-- START RECORDED DATA --
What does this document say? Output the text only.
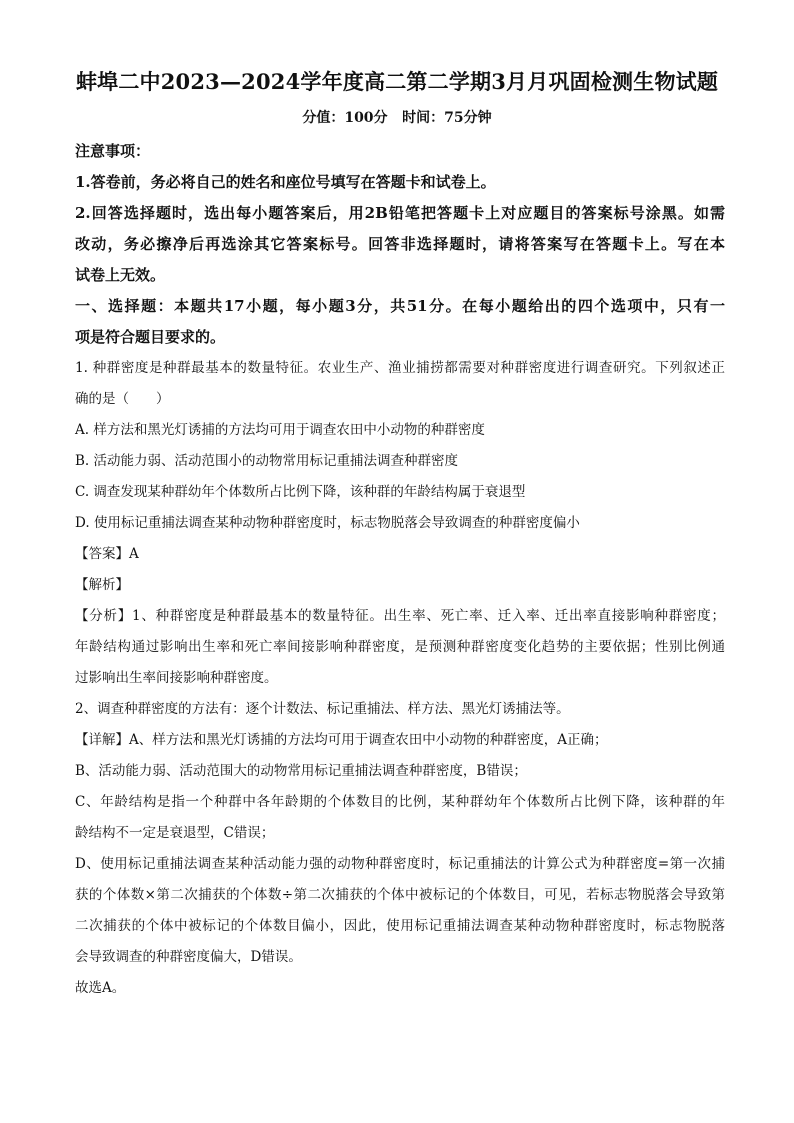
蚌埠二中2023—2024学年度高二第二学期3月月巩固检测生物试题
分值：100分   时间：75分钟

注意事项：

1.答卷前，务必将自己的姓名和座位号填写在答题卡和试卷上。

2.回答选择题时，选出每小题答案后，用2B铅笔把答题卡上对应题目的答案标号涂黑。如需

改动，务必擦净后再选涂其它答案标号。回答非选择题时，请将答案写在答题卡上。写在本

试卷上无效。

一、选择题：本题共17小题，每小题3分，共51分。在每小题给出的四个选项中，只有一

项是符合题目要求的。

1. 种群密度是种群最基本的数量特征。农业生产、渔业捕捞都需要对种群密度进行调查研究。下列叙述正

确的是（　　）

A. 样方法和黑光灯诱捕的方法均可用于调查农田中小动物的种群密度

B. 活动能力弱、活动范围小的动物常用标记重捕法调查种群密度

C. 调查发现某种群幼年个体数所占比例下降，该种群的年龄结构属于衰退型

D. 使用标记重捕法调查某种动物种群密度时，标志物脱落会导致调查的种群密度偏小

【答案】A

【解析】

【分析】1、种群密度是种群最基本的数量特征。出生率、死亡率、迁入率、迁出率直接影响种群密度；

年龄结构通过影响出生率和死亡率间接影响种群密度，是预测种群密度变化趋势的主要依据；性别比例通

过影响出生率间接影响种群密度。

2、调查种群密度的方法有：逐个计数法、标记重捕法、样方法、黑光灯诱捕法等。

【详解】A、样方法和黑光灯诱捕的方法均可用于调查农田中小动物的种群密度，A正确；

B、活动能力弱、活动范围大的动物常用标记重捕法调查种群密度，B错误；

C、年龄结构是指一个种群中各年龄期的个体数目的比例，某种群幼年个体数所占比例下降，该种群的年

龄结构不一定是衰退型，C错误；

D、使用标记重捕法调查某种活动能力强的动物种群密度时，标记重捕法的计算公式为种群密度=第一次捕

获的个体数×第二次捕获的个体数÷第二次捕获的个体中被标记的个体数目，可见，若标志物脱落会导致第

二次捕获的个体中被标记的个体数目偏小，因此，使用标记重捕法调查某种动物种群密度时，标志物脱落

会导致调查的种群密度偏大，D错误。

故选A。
-- END RECORDED DATA --
-- START RECORDED DATA --
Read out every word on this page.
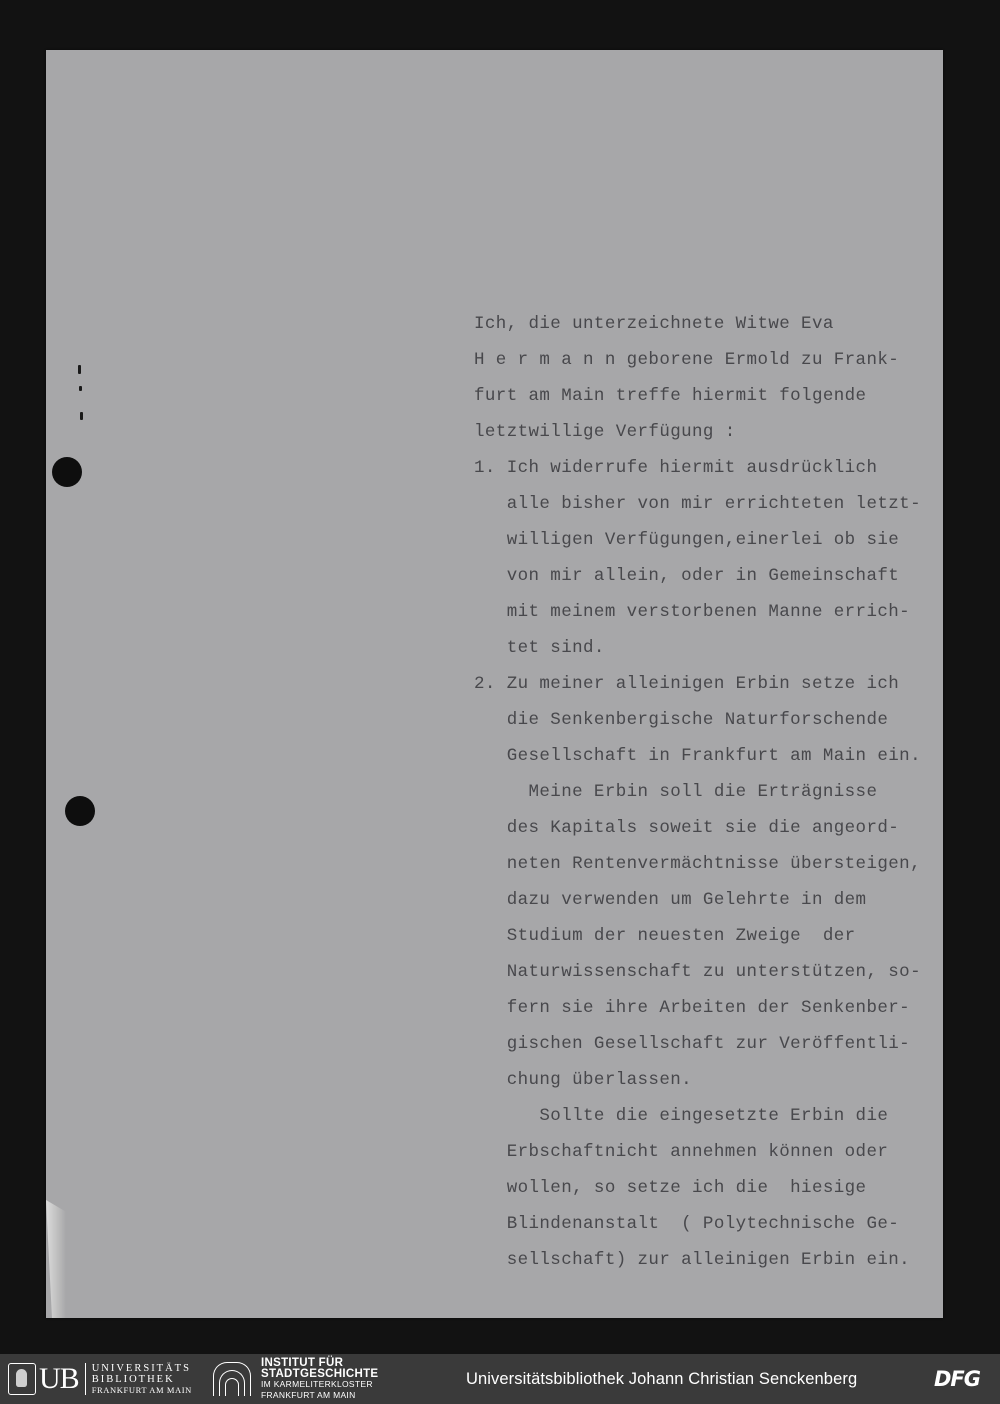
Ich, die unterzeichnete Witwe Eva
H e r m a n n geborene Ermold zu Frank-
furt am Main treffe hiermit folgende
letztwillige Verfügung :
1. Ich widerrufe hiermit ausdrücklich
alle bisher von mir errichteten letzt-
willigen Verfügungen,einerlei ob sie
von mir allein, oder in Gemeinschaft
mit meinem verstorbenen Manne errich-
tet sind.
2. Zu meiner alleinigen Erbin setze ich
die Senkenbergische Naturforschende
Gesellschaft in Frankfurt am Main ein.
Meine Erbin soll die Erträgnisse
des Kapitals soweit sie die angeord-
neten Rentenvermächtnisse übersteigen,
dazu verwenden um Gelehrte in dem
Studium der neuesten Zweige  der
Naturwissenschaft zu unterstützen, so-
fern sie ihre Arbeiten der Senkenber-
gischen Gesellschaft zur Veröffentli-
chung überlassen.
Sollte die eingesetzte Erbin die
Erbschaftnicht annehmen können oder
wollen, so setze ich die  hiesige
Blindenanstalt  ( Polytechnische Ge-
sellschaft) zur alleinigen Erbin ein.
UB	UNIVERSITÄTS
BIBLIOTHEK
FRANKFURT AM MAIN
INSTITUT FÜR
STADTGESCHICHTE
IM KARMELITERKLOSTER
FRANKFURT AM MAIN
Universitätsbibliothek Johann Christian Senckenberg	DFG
-- END RECORDED DATA --
◆ **WORK TO DO**
Search the material above for "oder". Pull out each line where it shows up.

◆ **EXPECTED OUTPUT**
von mir allein, oder in Gemeinschaft
Erbschaftnicht annehmen können oder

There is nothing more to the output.